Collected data
+++++

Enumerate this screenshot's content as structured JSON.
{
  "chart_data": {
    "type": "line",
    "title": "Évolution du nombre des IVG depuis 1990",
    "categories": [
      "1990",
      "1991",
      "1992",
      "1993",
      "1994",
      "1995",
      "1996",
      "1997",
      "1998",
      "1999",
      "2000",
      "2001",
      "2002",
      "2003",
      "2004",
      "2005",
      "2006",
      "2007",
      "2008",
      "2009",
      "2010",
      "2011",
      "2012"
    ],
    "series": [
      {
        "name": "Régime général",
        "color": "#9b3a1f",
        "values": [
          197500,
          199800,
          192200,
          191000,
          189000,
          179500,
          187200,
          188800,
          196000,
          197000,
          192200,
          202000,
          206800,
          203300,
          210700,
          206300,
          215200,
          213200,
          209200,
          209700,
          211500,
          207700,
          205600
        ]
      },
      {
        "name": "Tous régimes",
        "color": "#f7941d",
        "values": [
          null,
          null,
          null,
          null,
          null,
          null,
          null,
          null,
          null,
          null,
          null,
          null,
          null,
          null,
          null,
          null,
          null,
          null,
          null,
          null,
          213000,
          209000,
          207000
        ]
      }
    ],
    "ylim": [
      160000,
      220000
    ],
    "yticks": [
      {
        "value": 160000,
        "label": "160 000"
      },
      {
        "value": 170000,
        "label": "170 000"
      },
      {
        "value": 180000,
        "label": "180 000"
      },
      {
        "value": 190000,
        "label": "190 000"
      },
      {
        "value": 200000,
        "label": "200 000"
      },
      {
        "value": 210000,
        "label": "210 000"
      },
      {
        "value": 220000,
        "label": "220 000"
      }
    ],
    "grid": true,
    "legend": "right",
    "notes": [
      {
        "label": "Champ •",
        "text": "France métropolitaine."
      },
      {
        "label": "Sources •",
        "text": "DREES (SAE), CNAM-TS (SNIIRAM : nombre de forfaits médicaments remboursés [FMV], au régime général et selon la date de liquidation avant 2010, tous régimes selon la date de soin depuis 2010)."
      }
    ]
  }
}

+++++

▸ Your objective
Nothing may be left out: return each entry exactly as it reads.

▸ Completed task
Enumerate this screenshot's content as structured JSON.
{
  "chart_data": {
    "type": "line",
    "title": "Évolution du nombre des IVG depuis 1990",
    "categories": [
      "1990",
      "1991",
      "1992",
      "1993",
      "1994",
      "1995",
      "1996",
      "1997",
      "1998",
      "1999",
      "2000",
      "2001",
      "2002",
      "2003",
      "2004",
      "2005",
      "2006",
      "2007",
      "2008",
      "2009",
      "2010",
      "2011",
      "2012"
    ],
    "series": [
      {
        "name": "Régime général",
        "color": "#9b3a1f",
        "values": [
          197500,
          199800,
          192200,
          191000,
          189000,
          179500,
          187200,
          188800,
          196000,
          197000,
          192200,
          202000,
          206800,
          203300,
          210700,
          206300,
          215200,
          213200,
          209200,
          209700,
          211500,
          207700,
          205600
        ]
      },
      {
        "name": "Tous régimes",
        "color": "#f7941d",
        "values": [
          null,
          null,
          null,
          null,
          null,
          null,
          null,
          null,
          null,
          null,
          null,
          null,
          null,
          null,
          null,
          null,
          null,
          null,
          null,
          null,
          213000,
          209000,
          207000
        ]
      }
    ],
    "ylim": [
      160000,
      220000
    ],
    "yticks": [
      {
        "value": 160000,
        "label": "160 000"
      },
      {
        "value": 170000,
        "label": "170 000"
      },
      {
        "value": 180000,
        "label": "180 000"
      },
      {
        "value": 190000,
        "label": "190 000"
      },
      {
        "value": 200000,
        "label": "200 000"
      },
      {
        "value": 210000,
        "label": "210 000"
      },
      {
        "value": 220000,
        "label": "220 000"
      }
    ],
    "grid": true,
    "legend": "right",
    "notes": [
      {
        "label": "Champ •",
        "text": "France métropolitaine."
      },
      {
        "label": "Sources •",
        "text": "DREES (SAE), CNAM-TS (SNIIRAM : nombre de forfaits médicaments remboursés [FMV], au régime général et selon la date de liquidation avant 2010, tous régimes selon la date de soin depuis 2010)."
      }
    ]
  }
}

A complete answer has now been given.